● **SHORT EXERCISE**
Are you able to quote each entry exactly as written?

● **DATA TO USE**
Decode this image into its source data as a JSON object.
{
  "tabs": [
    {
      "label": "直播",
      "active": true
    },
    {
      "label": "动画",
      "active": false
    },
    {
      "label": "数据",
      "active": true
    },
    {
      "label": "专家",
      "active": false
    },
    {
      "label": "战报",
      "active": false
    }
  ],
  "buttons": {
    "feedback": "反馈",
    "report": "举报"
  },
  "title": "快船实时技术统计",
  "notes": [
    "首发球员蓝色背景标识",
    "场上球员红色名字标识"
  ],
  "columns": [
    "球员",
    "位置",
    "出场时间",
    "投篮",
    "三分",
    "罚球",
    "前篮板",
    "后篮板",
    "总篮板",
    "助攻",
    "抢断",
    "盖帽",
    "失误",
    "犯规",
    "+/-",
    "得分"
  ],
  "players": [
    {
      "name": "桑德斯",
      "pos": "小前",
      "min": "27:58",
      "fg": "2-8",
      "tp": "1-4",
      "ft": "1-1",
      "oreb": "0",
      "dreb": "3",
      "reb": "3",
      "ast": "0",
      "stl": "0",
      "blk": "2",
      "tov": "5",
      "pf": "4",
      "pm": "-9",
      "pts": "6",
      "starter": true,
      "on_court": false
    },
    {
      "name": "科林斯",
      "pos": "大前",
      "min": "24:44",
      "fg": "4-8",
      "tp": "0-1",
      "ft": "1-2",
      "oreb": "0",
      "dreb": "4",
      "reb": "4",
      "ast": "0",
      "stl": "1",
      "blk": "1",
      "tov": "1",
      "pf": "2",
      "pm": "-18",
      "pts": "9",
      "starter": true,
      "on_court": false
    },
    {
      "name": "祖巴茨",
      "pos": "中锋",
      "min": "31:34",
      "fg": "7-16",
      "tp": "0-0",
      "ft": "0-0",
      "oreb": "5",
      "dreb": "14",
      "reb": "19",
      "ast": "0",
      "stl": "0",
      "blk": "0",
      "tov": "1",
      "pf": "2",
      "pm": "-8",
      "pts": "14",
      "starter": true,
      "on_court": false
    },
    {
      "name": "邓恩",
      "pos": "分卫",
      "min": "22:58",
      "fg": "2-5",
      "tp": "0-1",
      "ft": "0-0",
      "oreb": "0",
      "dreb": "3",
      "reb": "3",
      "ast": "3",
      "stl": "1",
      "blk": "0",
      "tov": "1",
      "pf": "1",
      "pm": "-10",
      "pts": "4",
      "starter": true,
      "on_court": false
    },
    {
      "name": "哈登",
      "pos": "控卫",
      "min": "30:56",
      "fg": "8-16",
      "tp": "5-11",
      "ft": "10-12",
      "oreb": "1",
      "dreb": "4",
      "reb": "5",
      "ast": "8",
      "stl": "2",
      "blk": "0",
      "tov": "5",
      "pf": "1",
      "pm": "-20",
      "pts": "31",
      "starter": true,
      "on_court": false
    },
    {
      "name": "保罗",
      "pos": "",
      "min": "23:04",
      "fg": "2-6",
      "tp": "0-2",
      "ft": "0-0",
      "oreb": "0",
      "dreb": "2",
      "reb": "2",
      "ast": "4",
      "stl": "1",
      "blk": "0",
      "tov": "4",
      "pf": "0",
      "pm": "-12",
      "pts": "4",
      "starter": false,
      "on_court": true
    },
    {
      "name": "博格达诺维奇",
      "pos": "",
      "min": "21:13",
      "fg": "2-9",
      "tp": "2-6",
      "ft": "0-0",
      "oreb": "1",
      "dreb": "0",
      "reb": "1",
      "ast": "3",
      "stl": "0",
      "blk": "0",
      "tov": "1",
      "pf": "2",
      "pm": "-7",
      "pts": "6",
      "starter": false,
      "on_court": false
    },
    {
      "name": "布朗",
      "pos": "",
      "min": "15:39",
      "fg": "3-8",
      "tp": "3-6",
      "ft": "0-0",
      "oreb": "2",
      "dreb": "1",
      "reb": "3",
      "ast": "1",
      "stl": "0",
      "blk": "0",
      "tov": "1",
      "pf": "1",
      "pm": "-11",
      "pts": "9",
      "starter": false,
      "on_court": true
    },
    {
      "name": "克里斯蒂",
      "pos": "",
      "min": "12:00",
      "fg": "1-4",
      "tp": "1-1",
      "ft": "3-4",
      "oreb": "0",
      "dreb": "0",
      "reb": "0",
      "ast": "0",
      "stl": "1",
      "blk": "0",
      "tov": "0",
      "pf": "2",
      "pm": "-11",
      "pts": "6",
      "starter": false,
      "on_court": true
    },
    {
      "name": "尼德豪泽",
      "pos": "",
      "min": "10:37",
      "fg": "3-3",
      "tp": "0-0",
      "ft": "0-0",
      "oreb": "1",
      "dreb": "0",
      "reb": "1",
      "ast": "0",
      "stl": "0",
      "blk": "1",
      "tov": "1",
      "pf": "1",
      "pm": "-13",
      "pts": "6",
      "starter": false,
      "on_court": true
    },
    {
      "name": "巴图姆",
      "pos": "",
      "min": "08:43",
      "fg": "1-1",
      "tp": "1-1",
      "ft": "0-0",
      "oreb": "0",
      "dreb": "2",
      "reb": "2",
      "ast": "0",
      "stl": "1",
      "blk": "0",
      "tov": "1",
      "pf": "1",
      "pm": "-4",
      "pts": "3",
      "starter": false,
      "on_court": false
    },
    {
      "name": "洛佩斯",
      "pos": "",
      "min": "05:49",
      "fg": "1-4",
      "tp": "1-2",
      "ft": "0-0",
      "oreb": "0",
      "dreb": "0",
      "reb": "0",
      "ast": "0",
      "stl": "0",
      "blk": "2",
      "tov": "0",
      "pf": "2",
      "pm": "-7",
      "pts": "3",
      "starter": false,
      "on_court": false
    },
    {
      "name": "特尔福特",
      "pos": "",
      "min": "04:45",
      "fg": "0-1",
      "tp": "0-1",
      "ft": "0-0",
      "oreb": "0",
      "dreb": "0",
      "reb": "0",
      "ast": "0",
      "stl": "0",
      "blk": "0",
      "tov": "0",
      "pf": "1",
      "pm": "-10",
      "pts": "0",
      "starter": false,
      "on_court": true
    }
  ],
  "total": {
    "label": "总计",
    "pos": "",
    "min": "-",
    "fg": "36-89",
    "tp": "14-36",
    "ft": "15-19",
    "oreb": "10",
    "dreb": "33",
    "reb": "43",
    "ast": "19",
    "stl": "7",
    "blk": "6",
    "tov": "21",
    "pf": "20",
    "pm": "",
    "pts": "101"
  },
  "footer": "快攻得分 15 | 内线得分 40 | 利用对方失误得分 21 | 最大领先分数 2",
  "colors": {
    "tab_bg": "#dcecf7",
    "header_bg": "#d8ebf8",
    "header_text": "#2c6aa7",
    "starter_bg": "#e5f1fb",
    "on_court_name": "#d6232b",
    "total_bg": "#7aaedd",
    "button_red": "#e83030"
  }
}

● **ANSWER FOR THIS EXERCISE**
Decode this image into its source data as a JSON object.
{
  "tabs": [
    {
      "label": "直播",
      "active": true
    },
    {
      "label": "动画",
      "active": false
    },
    {
      "label": "数据",
      "active": true
    },
    {
      "label": "专家",
      "active": false
    },
    {
      "label": "战报",
      "active": false
    }
  ],
  "buttons": {
    "feedback": "反馈",
    "report": "举报"
  },
  "title": "快船实时技术统计",
  "notes": [
    "首发球员蓝色背景标识",
    "场上球员红色名字标识"
  ],
  "columns": [
    "球员",
    "位置",
    "出场时间",
    "投篮",
    "三分",
    "罚球",
    "前篮板",
    "后篮板",
    "总篮板",
    "助攻",
    "抢断",
    "盖帽",
    "失误",
    "犯规",
    "+/-",
    "得分"
  ],
  "players": [
    {
      "name": "桑德斯",
      "pos": "小前",
      "min": "27:58",
      "fg": "2-8",
      "tp": "1-4",
      "ft": "1-1",
      "oreb": "0",
      "dreb": "3",
      "reb": "3",
      "ast": "0",
      "stl": "0",
      "blk": "2",
      "tov": "5",
      "pf": "4",
      "pm": "-9",
      "pts": "6",
      "starter": true,
      "on_court": false
    },
    {
      "name": "科林斯",
      "pos": "大前",
      "min": "24:44",
      "fg": "4-8",
      "tp": "0-1",
      "ft": "1-2",
      "oreb": "0",
      "dreb": "4",
      "reb": "4",
      "ast": "0",
      "stl": "1",
      "blk": "1",
      "tov": "1",
      "pf": "2",
      "pm": "-18",
      "pts": "9",
      "starter": true,
      "on_court": false
    },
    {
      "name": "祖巴茨",
      "pos": "中锋",
      "min": "31:34",
      "fg": "7-16",
      "tp": "0-0",
      "ft": "0-0",
      "oreb": "5",
      "dreb": "14",
      "reb": "19",
      "ast": "0",
      "stl": "0",
      "blk": "0",
      "tov": "1",
      "pf": "2",
      "pm": "-8",
      "pts": "14",
      "starter": true,
      "on_court": false
    },
    {
      "name": "邓恩",
      "pos": "分卫",
      "min": "22:58",
      "fg": "2-5",
      "tp": "0-1",
      "ft": "0-0",
      "oreb": "0",
      "dreb": "3",
      "reb": "3",
      "ast": "3",
      "stl": "1",
      "blk": "0",
      "tov": "1",
      "pf": "1",
      "pm": "-10",
      "pts": "4",
      "starter": true,
      "on_court": false
    },
    {
      "name": "哈登",
      "pos": "控卫",
      "min": "30:56",
      "fg": "8-16",
      "tp": "5-11",
      "ft": "10-12",
      "oreb": "1",
      "dreb": "4",
      "reb": "5",
      "ast": "8",
      "stl": "2",
      "blk": "0",
      "tov": "5",
      "pf": "1",
      "pm": "-20",
      "pts": "31",
      "starter": true,
      "on_court": false
    },
    {
      "name": "保罗",
      "pos": "",
      "min": "23:04",
      "fg": "2-6",
      "tp": "0-2",
      "ft": "0-0",
      "oreb": "0",
      "dreb": "2",
      "reb": "2",
      "ast": "4",
      "stl": "1",
      "blk": "0",
      "tov": "4",
      "pf": "0",
      "pm": "-12",
      "pts": "4",
      "starter": false,
      "on_court": true
    },
    {
      "name": "博格达诺维奇",
      "pos": "",
      "min": "21:13",
      "fg": "2-9",
      "tp": "2-6",
      "ft": "0-0",
      "oreb": "1",
      "dreb": "0",
      "reb": "1",
      "ast": "3",
      "stl": "0",
      "blk": "0",
      "tov": "1",
      "pf": "2",
      "pm": "-7",
      "pts": "6",
      "starter": false,
      "on_court": false
    },
    {
      "name": "布朗",
      "pos": "",
      "min": "15:39",
      "fg": "3-8",
      "tp": "3-6",
      "ft": "0-0",
      "oreb": "2",
      "dreb": "1",
      "reb": "3",
      "ast": "1",
      "stl": "0",
      "blk": "0",
      "tov": "1",
      "pf": "1",
      "pm": "-11",
      "pts": "9",
      "starter": false,
      "on_court": true
    },
    {
      "name": "克里斯蒂",
      "pos": "",
      "min": "12:00",
      "fg": "1-4",
      "tp": "1-1",
      "ft": "3-4",
      "oreb": "0",
      "dreb": "0",
      "reb": "0",
      "ast": "0",
      "stl": "1",
      "blk": "0",
      "tov": "0",
      "pf": "2",
      "pm": "-11",
      "pts": "6",
      "starter": false,
      "on_court": true
    },
    {
      "name": "尼德豪泽",
      "pos": "",
      "min": "10:37",
      "fg": "3-3",
      "tp": "0-0",
      "ft": "0-0",
      "oreb": "1",
      "dreb": "0",
      "reb": "1",
      "ast": "0",
      "stl": "0",
      "blk": "1",
      "tov": "1",
      "pf": "1",
      "pm": "-13",
      "pts": "6",
      "starter": false,
      "on_court": true
    },
    {
      "name": "巴图姆",
      "pos": "",
      "min": "08:43",
      "fg": "1-1",
      "tp": "1-1",
      "ft": "0-0",
      "oreb": "0",
      "dreb": "2",
      "reb": "2",
      "ast": "0",
      "stl": "1",
      "blk": "0",
      "tov": "1",
      "pf": "1",
      "pm": "-4",
      "pts": "3",
      "starter": false,
      "on_court": false
    },
    {
      "name": "洛佩斯",
      "pos": "",
      "min": "05:49",
      "fg": "1-4",
      "tp": "1-2",
      "ft": "0-0",
      "oreb": "0",
      "dreb": "0",
      "reb": "0",
      "ast": "0",
      "stl": "0",
      "blk": "2",
      "tov": "0",
      "pf": "2",
      "pm": "-7",
      "pts": "3",
      "starter": false,
      "on_court": false
    },
    {
      "name": "特尔福特",
      "pos": "",
      "min": "04:45",
      "fg": "0-1",
      "tp": "0-1",
      "ft": "0-0",
      "oreb": "0",
      "dreb": "0",
      "reb": "0",
      "ast": "0",
      "stl": "0",
      "blk": "0",
      "tov": "0",
      "pf": "1",
      "pm": "-10",
      "pts": "0",
      "starter": false,
      "on_court": true
    }
  ],
  "total": {
    "label": "总计",
    "pos": "",
    "min": "-",
    "fg": "36-89",
    "tp": "14-36",
    "ft": "15-19",
    "oreb": "10",
    "dreb": "33",
    "reb": "43",
    "ast": "19",
    "stl": "7",
    "blk": "6",
    "tov": "21",
    "pf": "20",
    "pm": "",
    "pts": "101"
  },
  "footer": "快攻得分 15 | 内线得分 40 | 利用对方失误得分 21 | 最大领先分数 2",
  "colors": {
    "tab_bg": "#dcecf7",
    "header_bg": "#d8ebf8",
    "header_text": "#2c6aa7",
    "starter_bg": "#e5f1fb",
    "on_court_name": "#d6232b",
    "total_bg": "#7aaedd",
    "button_red": "#e83030"
  }
}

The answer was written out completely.